[Excerpts from a layout annotation set]
** Begin **

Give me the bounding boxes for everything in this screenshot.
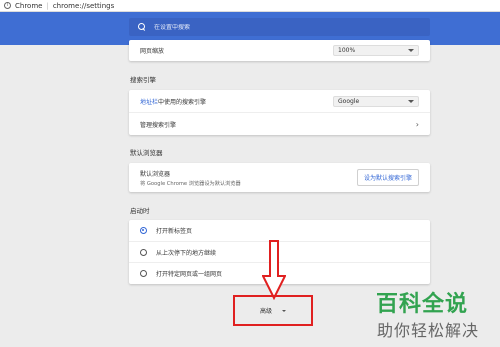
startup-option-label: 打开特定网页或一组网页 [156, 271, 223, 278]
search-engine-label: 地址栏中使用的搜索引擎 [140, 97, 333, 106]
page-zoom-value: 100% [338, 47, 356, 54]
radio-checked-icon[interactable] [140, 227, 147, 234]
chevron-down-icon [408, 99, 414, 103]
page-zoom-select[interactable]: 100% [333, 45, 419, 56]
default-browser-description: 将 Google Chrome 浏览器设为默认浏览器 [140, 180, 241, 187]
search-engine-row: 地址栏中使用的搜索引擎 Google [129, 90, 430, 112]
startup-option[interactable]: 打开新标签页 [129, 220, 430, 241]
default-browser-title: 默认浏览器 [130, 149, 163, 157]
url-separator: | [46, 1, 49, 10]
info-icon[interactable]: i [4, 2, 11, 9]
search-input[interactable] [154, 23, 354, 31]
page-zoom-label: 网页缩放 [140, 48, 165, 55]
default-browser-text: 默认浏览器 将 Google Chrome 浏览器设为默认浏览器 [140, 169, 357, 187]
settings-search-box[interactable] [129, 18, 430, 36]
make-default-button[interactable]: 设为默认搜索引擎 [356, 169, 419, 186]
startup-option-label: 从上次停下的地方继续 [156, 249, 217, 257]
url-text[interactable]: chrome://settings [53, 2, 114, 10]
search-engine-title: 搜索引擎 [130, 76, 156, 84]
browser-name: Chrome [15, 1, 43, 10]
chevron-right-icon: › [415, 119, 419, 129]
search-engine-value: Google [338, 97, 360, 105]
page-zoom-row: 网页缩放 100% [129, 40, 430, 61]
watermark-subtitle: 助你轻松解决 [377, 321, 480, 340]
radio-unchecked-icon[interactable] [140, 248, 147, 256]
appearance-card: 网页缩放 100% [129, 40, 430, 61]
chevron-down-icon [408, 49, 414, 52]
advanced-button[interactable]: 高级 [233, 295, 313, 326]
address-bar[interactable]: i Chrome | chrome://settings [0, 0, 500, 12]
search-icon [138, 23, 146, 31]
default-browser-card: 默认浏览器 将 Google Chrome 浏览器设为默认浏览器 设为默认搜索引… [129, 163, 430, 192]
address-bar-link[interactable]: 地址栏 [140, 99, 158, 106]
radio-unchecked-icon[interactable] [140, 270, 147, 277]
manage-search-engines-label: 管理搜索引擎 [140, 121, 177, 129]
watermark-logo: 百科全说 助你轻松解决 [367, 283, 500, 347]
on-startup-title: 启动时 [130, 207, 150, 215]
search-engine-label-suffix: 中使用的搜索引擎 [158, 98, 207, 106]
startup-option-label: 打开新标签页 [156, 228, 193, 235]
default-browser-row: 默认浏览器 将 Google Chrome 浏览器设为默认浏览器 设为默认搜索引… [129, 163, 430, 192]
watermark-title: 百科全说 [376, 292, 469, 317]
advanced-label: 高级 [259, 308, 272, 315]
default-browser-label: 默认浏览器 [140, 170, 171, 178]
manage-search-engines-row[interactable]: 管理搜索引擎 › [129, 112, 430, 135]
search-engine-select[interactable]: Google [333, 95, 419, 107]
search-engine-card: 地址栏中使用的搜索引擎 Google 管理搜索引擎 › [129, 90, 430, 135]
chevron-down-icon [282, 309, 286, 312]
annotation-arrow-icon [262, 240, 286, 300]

** End **

Copy every line of the material above verbatim, leaving out the picture.

*Exercise response*.
Give me the bounding boxes for everything in this screenshot.
startup-option-label: 打开特定网页或一组网页 [156, 271, 223, 278]
search-engine-label: 地址栏中使用的搜索引擎 [140, 97, 333, 106]
page-zoom-value: 100% [338, 47, 356, 54]
radio-checked-icon[interactable] [140, 227, 147, 234]
chevron-down-icon [408, 99, 414, 103]
page-zoom-select[interactable]: 100% [333, 45, 419, 56]
default-browser-description: 将 Google Chrome 浏览器设为默认浏览器 [140, 180, 241, 187]
search-engine-row: 地址栏中使用的搜索引擎 Google [129, 90, 430, 112]
startup-option[interactable]: 打开新标签页 [129, 220, 430, 241]
default-browser-title: 默认浏览器 [130, 149, 163, 157]
url-separator: | [46, 1, 49, 10]
info-icon[interactable]: i [4, 2, 11, 9]
search-input[interactable] [154, 23, 354, 31]
page-zoom-label: 网页缩放 [140, 48, 165, 55]
default-browser-text: 默认浏览器 将 Google Chrome 浏览器设为默认浏览器 [140, 169, 357, 187]
settings-search-box[interactable] [129, 18, 430, 36]
make-default-button[interactable]: 设为默认搜索引擎 [356, 169, 419, 186]
startup-option-label: 从上次停下的地方继续 [156, 249, 217, 257]
url-text[interactable]: chrome://settings [53, 2, 114, 10]
search-engine-title: 搜索引擎 [130, 76, 156, 84]
browser-name: Chrome [15, 1, 43, 10]
chevron-right-icon: › [415, 119, 419, 129]
search-engine-value: Google [338, 97, 360, 105]
page-zoom-row: 网页缩放 100% [129, 40, 430, 61]
watermark-subtitle: 助你轻松解决 [377, 321, 480, 340]
radio-unchecked-icon[interactable] [140, 248, 147, 256]
appearance-card: 网页缩放 100% [129, 40, 430, 61]
chevron-down-icon [408, 49, 414, 52]
advanced-button[interactable]: 高级 [233, 295, 313, 326]
address-bar[interactable]: i Chrome | chrome://settings [0, 0, 500, 12]
search-icon [138, 23, 146, 31]
default-browser-card: 默认浏览器 将 Google Chrome 浏览器设为默认浏览器 设为默认搜索引… [129, 163, 430, 192]
address-bar-link[interactable]: 地址栏 [140, 99, 158, 106]
radio-unchecked-icon[interactable] [140, 270, 147, 277]
manage-search-engines-label: 管理搜索引擎 [140, 121, 177, 129]
watermark-logo: 百科全说 助你轻松解决 [367, 283, 500, 347]
on-startup-title: 启动时 [130, 207, 150, 215]
search-engine-label-suffix: 中使用的搜索引擎 [158, 98, 207, 106]
startup-option-label: 打开新标签页 [156, 228, 193, 235]
default-browser-row: 默认浏览器 将 Google Chrome 浏览器设为默认浏览器 设为默认搜索引… [129, 163, 430, 192]
watermark-title: 百科全说 [376, 292, 469, 317]
advanced-label: 高级 [259, 308, 272, 315]
default-browser-label: 默认浏览器 [140, 170, 171, 178]
manage-search-engines-row[interactable]: 管理搜索引擎 › [129, 112, 430, 135]
search-engine-select[interactable]: Google [333, 95, 419, 107]
search-engine-card: 地址栏中使用的搜索引擎 Google 管理搜索引擎 › [129, 90, 430, 135]
chevron-down-icon [282, 309, 286, 312]
annotation-arrow-icon [262, 240, 286, 300]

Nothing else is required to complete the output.